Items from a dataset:
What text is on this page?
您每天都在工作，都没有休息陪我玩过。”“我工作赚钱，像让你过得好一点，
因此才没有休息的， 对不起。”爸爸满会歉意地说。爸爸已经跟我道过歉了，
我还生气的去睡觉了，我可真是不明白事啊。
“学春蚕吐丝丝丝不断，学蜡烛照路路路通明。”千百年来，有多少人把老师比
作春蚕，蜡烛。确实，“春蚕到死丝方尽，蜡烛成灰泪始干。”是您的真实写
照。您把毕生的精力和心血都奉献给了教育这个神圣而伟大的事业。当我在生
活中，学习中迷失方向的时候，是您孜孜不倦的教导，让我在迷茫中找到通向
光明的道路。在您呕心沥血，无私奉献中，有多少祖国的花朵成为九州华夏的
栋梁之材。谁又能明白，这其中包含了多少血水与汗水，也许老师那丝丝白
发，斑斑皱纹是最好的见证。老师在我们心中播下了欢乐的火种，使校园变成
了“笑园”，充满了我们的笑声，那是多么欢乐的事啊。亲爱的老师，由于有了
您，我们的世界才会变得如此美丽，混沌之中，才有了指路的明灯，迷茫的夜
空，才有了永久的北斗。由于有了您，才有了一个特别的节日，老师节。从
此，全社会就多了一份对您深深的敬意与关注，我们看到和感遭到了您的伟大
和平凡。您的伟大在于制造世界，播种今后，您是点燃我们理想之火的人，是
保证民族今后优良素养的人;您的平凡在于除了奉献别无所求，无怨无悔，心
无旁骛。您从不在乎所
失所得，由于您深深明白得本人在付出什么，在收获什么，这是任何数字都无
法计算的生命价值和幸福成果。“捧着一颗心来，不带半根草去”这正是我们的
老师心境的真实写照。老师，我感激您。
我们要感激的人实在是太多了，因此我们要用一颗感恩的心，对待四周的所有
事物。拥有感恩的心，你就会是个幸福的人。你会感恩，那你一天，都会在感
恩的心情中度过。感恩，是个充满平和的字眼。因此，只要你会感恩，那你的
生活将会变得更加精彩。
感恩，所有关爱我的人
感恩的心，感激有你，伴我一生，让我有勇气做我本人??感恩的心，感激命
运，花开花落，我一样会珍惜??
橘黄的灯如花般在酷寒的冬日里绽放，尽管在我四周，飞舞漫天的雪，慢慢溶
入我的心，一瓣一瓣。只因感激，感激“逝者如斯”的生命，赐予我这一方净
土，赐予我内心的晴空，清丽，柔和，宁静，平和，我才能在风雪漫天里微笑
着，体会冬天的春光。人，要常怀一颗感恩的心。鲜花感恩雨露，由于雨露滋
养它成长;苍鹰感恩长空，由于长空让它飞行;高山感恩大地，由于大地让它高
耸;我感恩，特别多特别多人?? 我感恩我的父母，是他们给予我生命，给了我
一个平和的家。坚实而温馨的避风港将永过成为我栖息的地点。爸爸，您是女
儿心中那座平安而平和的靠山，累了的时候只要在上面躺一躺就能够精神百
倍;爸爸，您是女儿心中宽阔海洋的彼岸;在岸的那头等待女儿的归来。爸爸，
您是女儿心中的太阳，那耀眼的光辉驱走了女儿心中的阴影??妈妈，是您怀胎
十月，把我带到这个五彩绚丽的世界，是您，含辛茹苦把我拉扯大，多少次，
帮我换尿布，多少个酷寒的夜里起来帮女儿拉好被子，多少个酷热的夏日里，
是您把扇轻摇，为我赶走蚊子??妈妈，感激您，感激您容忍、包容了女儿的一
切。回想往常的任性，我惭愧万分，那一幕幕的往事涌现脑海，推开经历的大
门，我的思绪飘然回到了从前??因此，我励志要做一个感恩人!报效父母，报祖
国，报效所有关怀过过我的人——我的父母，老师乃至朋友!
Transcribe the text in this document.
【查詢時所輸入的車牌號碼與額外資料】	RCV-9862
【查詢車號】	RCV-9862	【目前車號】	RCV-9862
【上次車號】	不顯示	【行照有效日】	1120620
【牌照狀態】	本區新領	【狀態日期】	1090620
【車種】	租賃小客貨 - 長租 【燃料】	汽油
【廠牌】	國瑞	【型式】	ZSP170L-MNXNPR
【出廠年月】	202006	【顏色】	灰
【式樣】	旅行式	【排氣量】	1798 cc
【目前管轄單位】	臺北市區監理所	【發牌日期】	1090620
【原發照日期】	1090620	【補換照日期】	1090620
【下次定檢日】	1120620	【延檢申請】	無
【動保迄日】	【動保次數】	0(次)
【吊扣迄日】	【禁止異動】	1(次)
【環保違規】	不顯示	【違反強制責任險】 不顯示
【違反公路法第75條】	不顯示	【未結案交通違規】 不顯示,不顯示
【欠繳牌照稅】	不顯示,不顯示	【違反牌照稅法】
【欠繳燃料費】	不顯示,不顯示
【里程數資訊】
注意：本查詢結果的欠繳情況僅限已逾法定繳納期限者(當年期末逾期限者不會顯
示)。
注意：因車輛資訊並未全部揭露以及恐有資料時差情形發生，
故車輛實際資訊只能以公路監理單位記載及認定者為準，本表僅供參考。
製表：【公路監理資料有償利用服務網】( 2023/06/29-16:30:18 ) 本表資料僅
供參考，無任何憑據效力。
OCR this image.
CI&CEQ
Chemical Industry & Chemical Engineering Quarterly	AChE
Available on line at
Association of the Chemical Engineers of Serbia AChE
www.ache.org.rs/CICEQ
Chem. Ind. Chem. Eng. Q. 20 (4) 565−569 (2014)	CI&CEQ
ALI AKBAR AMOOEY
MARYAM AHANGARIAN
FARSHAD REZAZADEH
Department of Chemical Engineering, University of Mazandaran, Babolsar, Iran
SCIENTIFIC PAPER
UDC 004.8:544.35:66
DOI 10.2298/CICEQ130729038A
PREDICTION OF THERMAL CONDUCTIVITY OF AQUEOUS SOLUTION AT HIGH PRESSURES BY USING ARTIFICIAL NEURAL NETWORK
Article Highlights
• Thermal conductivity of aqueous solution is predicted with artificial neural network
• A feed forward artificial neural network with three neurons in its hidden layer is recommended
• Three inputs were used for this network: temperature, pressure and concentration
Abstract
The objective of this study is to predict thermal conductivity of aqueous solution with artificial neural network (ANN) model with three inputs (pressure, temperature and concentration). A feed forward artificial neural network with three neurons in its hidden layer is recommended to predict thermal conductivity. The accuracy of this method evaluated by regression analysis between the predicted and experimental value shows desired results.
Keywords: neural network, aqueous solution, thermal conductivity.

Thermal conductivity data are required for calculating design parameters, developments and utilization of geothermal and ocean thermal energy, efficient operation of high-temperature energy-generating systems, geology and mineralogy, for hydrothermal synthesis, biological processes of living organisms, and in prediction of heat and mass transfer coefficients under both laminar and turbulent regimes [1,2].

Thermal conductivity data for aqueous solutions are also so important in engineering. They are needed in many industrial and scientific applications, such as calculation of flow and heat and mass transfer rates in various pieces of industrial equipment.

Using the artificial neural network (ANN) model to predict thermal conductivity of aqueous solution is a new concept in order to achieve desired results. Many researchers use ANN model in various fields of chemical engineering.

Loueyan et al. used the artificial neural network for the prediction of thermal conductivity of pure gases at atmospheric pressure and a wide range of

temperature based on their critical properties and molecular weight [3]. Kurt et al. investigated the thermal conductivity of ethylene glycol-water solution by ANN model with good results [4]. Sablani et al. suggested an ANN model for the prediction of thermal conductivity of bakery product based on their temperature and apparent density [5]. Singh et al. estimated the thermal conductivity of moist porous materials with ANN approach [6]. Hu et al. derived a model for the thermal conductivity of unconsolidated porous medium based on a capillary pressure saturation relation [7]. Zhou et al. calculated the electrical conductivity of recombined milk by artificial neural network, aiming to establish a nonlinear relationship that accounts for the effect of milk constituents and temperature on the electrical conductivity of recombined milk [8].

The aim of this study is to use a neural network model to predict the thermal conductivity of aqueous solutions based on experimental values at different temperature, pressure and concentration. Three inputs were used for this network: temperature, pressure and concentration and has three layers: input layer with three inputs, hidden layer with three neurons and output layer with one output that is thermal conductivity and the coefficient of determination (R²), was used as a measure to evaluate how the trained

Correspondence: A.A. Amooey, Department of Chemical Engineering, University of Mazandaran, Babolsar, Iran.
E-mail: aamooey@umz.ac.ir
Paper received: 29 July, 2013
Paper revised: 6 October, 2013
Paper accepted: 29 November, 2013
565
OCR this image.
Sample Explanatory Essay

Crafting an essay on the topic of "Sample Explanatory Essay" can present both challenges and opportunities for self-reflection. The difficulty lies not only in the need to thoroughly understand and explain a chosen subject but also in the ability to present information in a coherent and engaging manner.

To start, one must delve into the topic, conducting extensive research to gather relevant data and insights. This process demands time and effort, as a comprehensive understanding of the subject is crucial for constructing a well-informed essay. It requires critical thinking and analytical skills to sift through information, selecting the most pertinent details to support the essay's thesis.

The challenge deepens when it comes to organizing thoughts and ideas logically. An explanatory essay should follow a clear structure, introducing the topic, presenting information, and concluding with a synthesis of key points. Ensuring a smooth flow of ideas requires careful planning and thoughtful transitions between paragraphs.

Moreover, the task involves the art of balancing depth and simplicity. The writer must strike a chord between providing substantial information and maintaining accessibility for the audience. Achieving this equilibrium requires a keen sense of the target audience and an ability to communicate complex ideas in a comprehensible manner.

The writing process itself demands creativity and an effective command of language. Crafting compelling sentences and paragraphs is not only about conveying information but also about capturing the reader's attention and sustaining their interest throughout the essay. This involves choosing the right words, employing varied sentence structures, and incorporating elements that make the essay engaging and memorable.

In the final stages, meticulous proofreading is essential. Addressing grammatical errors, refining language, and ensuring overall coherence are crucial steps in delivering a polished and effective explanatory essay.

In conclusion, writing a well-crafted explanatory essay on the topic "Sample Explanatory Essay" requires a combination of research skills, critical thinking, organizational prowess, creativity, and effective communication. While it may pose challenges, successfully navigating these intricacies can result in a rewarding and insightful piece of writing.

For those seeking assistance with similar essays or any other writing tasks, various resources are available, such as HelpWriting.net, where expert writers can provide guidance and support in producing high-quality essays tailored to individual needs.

TASK TO COMPLETE: All lines above with "Department" in them should be returned.

WRITTEN RESPONSE:
Department of Chemical Engineering, University of Mazandaran, Babolsar, Iran
Correspondence: A.A. Amooey, Department of Chemical Engineering, University of Mazandaran, Babolsar, Iran.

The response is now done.